**WHAT YOU WILL DO**
Print the complete set of entries exactly.

**DATA SUPPLIED**
##############################

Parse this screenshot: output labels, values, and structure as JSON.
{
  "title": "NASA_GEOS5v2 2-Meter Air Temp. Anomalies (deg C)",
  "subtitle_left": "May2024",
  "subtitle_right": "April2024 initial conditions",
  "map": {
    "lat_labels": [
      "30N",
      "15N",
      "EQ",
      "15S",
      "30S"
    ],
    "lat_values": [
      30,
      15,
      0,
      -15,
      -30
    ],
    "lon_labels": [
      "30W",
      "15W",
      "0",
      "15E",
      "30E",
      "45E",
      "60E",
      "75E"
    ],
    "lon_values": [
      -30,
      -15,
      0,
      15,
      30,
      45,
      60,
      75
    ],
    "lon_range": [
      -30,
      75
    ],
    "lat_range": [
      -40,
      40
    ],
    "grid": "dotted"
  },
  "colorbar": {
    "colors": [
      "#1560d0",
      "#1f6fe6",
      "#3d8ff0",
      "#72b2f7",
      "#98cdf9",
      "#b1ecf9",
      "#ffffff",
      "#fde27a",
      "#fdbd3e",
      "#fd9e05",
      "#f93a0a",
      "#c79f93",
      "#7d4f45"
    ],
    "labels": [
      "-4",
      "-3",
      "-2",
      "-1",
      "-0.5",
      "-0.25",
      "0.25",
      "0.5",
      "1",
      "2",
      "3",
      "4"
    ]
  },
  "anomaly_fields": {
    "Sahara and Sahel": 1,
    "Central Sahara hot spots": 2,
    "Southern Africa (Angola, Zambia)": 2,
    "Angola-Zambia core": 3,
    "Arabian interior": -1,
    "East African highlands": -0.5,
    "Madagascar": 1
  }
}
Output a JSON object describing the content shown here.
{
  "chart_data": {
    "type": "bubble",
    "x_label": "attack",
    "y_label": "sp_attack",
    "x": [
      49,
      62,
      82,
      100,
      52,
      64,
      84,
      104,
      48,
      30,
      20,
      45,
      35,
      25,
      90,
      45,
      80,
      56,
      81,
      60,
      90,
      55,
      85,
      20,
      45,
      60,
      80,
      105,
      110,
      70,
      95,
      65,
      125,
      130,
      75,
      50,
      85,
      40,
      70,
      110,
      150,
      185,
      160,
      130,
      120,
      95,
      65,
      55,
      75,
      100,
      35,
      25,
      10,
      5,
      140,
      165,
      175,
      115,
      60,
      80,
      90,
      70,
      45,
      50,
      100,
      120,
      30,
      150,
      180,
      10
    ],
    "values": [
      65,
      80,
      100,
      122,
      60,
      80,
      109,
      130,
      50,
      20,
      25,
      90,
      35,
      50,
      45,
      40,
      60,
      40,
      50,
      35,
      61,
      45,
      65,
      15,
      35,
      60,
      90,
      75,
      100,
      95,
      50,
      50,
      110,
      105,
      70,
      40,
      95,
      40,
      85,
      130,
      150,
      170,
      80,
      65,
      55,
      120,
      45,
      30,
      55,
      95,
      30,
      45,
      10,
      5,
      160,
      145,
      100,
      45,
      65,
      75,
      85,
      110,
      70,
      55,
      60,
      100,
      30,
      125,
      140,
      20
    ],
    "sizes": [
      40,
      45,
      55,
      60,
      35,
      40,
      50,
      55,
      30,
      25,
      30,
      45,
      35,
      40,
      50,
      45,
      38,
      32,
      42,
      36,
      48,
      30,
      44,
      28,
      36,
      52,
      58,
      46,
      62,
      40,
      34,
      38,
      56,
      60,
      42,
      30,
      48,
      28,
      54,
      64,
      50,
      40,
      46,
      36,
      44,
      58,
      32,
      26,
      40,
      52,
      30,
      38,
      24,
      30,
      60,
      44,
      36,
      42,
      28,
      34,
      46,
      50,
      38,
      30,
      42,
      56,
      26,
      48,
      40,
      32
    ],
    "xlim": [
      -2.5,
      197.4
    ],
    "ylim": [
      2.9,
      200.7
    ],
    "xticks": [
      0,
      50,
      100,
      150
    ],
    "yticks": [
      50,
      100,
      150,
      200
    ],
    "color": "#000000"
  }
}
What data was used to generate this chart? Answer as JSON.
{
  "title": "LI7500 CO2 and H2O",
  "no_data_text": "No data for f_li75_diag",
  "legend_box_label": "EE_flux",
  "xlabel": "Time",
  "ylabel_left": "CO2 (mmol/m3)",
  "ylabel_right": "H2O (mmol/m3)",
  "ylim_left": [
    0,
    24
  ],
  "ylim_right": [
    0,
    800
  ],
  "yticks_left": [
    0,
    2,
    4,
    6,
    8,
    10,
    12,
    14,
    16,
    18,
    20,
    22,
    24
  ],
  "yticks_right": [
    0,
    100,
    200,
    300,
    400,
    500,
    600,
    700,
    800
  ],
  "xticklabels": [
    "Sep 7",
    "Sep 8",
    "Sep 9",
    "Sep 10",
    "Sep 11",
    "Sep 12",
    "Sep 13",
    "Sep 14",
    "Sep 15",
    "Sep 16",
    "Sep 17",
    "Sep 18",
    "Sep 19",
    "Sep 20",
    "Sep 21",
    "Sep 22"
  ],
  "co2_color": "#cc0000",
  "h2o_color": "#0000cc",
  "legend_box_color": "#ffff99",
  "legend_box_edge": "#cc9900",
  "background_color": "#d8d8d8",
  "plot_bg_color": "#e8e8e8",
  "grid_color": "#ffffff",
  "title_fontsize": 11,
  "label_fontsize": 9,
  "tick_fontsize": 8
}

##############################

**WRITTEN RESPONSE**
Parse this screenshot: output labels, values, and structure as JSON.
{
  "title": "NASA_GEOS5v2 2-Meter Air Temp. Anomalies (deg C)",
  "subtitle_left": "May2024",
  "subtitle_right": "April2024 initial conditions",
  "map": {
    "lat_labels": [
      "30N",
      "15N",
      "EQ",
      "15S",
      "30S"
    ],
    "lat_values": [
      30,
      15,
      0,
      -15,
      -30
    ],
    "lon_labels": [
      "30W",
      "15W",
      "0",
      "15E",
      "30E",
      "45E",
      "60E",
      "75E"
    ],
    "lon_values": [
      -30,
      -15,
      0,
      15,
      30,
      45,
      60,
      75
    ],
    "lon_range": [
      -30,
      75
    ],
    "lat_range": [
      -40,
      40
    ],
    "grid": "dotted"
  },
  "colorbar": {
    "colors": [
      "#1560d0",
      "#1f6fe6",
      "#3d8ff0",
      "#72b2f7",
      "#98cdf9",
      "#b1ecf9",
      "#ffffff",
      "#fde27a",
      "#fdbd3e",
      "#fd9e05",
      "#f93a0a",
      "#c79f93",
      "#7d4f45"
    ],
    "labels": [
      "-4",
      "-3",
      "-2",
      "-1",
      "-0.5",
      "-0.25",
      "0.25",
      "0.5",
      "1",
      "2",
      "3",
      "4"
    ]
  },
  "anomaly_fields": {
    "Sahara and Sahel": 1,
    "Central Sahara hot spots": 2,
    "Southern Africa (Angola, Zambia)": 2,
    "Angola-Zambia core": 3,
    "Arabian interior": -1,
    "East African highlands": -0.5,
    "Madagascar": 1
  }
}
Output a JSON object describing the content shown here.
{
  "chart_data": {
    "type": "bubble",
    "x_label": "attack",
    "y_label": "sp_attack",
    "x": [
      49,
      62,
      82,
      100,
      52,
      64,
      84,
      104,
      48,
      30,
      20,
      45,
      35,
      25,
      90,
      45,
      80,
      56,
      81,
      60,
      90,
      55,
      85,
      20,
      45,
      60,
      80,
      105,
      110,
      70,
      95,
      65,
      125,
      130,
      75,
      50,
      85,
      40,
      70,
      110,
      150,
      185,
      160,
      130,
      120,
      95,
      65,
      55,
      75,
      100,
      35,
      25,
      10,
      5,
      140,
      165,
      175,
      115,
      60,
      80,
      90,
      70,
      45,
      50,
      100,
      120,
      30,
      150,
      180,
      10
    ],
    "values": [
      65,
      80,
      100,
      122,
      60,
      80,
      109,
      130,
      50,
      20,
      25,
      90,
      35,
      50,
      45,
      40,
      60,
      40,
      50,
      35,
      61,
      45,
      65,
      15,
      35,
      60,
      90,
      75,
      100,
      95,
      50,
      50,
      110,
      105,
      70,
      40,
      95,
      40,
      85,
      130,
      150,
      170,
      80,
      65,
      55,
      120,
      45,
      30,
      55,
      95,
      30,
      45,
      10,
      5,
      160,
      145,
      100,
      45,
      65,
      75,
      85,
      110,
      70,
      55,
      60,
      100,
      30,
      125,
      140,
      20
    ],
    "sizes": [
      40,
      45,
      55,
      60,
      35,
      40,
      50,
      55,
      30,
      25,
      30,
      45,
      35,
      40,
      50,
      45,
      38,
      32,
      42,
      36,
      48,
      30,
      44,
      28,
      36,
      52,
      58,
      46,
      62,
      40,
      34,
      38,
      56,
      60,
      42,
      30,
      48,
      28,
      54,
      64,
      50,
      40,
      46,
      36,
      44,
      58,
      32,
      26,
      40,
      52,
      30,
      38,
      24,
      30,
      60,
      44,
      36,
      42,
      28,
      34,
      46,
      50,
      38,
      30,
      42,
      56,
      26,
      48,
      40,
      32
    ],
    "xlim": [
      -2.5,
      197.4
    ],
    "ylim": [
      2.9,
      200.7
    ],
    "xticks": [
      0,
      50,
      100,
      150
    ],
    "yticks": [
      50,
      100,
      150,
      200
    ],
    "color": "#000000"
  }
}
What data was used to generate this chart? Answer as JSON.
{
  "title": "LI7500 CO2 and H2O",
  "no_data_text": "No data for f_li75_diag",
  "legend_box_label": "EE_flux",
  "xlabel": "Time",
  "ylabel_left": "CO2 (mmol/m3)",
  "ylabel_right": "H2O (mmol/m3)",
  "ylim_left": [
    0,
    24
  ],
  "ylim_right": [
    0,
    800
  ],
  "yticks_left": [
    0,
    2,
    4,
    6,
    8,
    10,
    12,
    14,
    16,
    18,
    20,
    22,
    24
  ],
  "yticks_right": [
    0,
    100,
    200,
    300,
    400,
    500,
    600,
    700,
    800
  ],
  "xticklabels": [
    "Sep 7",
    "Sep 8",
    "Sep 9",
    "Sep 10",
    "Sep 11",
    "Sep 12",
    "Sep 13",
    "Sep 14",
    "Sep 15",
    "Sep 16",
    "Sep 17",
    "Sep 18",
    "Sep 19",
    "Sep 20",
    "Sep 21",
    "Sep 22"
  ],
  "co2_color": "#cc0000",
  "h2o_color": "#0000cc",
  "legend_box_color": "#ffff99",
  "legend_box_edge": "#cc9900",
  "background_color": "#d8d8d8",
  "plot_bg_color": "#e8e8e8",
  "grid_color": "#ffffff",
  "title_fontsize": 11,
  "label_fontsize": 9,
  "tick_fontsize": 8
}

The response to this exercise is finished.